▸ **Exercise goal**: Any picture among the records should be left out, please; retype the rest exactly.
▼
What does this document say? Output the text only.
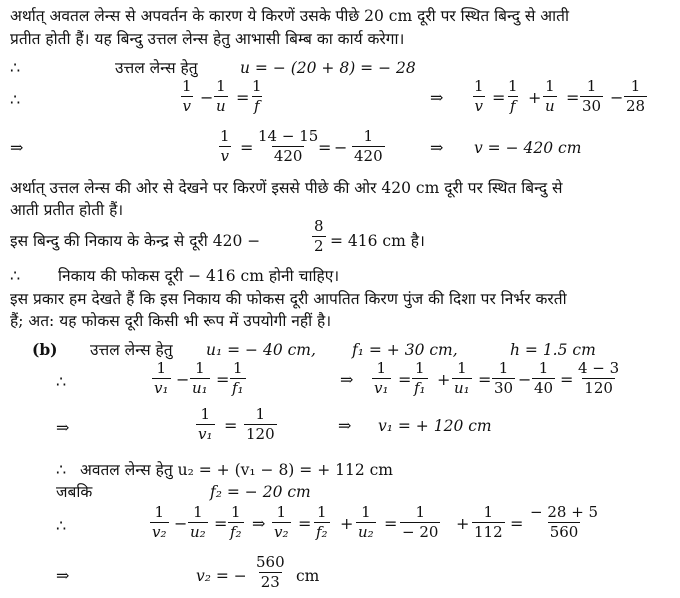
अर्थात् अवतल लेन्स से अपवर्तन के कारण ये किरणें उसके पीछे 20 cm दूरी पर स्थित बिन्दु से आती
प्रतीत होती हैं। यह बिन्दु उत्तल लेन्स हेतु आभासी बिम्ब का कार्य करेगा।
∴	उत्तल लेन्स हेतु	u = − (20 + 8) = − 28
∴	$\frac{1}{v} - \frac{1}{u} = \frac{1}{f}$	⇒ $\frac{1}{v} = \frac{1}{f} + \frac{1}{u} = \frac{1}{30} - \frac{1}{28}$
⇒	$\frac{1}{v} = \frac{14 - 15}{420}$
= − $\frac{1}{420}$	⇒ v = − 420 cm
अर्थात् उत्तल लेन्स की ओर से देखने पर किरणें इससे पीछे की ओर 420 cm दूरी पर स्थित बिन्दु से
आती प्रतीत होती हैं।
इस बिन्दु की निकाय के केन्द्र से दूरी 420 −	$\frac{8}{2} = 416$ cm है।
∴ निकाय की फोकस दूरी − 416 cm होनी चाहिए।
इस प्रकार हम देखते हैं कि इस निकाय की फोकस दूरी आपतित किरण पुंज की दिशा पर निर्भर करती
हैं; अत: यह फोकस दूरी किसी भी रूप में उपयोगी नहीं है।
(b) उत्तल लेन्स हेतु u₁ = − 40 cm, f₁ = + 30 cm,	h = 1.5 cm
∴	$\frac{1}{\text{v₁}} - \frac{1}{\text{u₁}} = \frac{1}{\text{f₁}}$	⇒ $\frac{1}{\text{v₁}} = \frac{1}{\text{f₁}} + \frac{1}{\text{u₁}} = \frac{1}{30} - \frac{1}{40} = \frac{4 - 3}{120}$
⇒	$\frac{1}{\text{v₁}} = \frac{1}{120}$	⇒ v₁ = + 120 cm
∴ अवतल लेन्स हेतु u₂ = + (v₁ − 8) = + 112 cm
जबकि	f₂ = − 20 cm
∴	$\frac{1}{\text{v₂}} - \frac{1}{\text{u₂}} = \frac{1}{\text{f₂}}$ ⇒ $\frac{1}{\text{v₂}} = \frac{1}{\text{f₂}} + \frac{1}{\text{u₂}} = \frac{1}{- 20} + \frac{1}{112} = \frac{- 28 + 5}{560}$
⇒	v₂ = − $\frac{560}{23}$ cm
▲
▸ **Solution below**:
What does this document say? Output the text only.
अर्थात् अवतल लेन्स से अपवर्तन के कारण ये किरणें उसके पीछे 20 cm दूरी पर स्थित बिन्दु से आती
प्रतीत होती हैं। यह बिन्दु उत्तल लेन्स हेतु आभासी बिम्ब का कार्य करेगा।
∴	उत्तल लेन्स हेतु	u = − (20 + 8) = − 28
∴	$\frac{1}{v} - \frac{1}{u} = \frac{1}{f}$	⇒ $\frac{1}{v} = \frac{1}{f} + \frac{1}{u} = \frac{1}{30} - \frac{1}{28}$
⇒	$\frac{1}{v} = \frac{14 - 15}{420}$
= − $\frac{1}{420}$	⇒ v = − 420 cm
अर्थात् उत्तल लेन्स की ओर से देखने पर किरणें इससे पीछे की ओर 420 cm दूरी पर स्थित बिन्दु से
आती प्रतीत होती हैं।
इस बिन्दु की निकाय के केन्द्र से दूरी 420 −	$\frac{8}{2} = 416$ cm है।
∴ निकाय की फोकस दूरी − 416 cm होनी चाहिए।
इस प्रकार हम देखते हैं कि इस निकाय की फोकस दूरी आपतित किरण पुंज की दिशा पर निर्भर करती
हैं; अत: यह फोकस दूरी किसी भी रूप में उपयोगी नहीं है।
(b) उत्तल लेन्स हेतु u₁ = − 40 cm, f₁ = + 30 cm,	h = 1.5 cm
∴	$\frac{1}{\text{v₁}} - \frac{1}{\text{u₁}} = \frac{1}{\text{f₁}}$	⇒ $\frac{1}{\text{v₁}} = \frac{1}{\text{f₁}} + \frac{1}{\text{u₁}} = \frac{1}{30} - \frac{1}{40} = \frac{4 - 3}{120}$
⇒	$\frac{1}{\text{v₁}} = \frac{1}{120}$	⇒ v₁ = + 120 cm
∴ अवतल लेन्स हेतु u₂ = + (v₁ − 8) = + 112 cm
जबकि	f₂ = − 20 cm
∴	$\frac{1}{\text{v₂}} - \frac{1}{\text{u₂}} = \frac{1}{\text{f₂}}$ ⇒ $\frac{1}{\text{v₂}} = \frac{1}{\text{f₂}} + \frac{1}{\text{u₂}} = \frac{1}{- 20} + \frac{1}{112} = \frac{- 28 + 5}{560}$
⇒	v₂ = − $\frac{560}{23}$ cm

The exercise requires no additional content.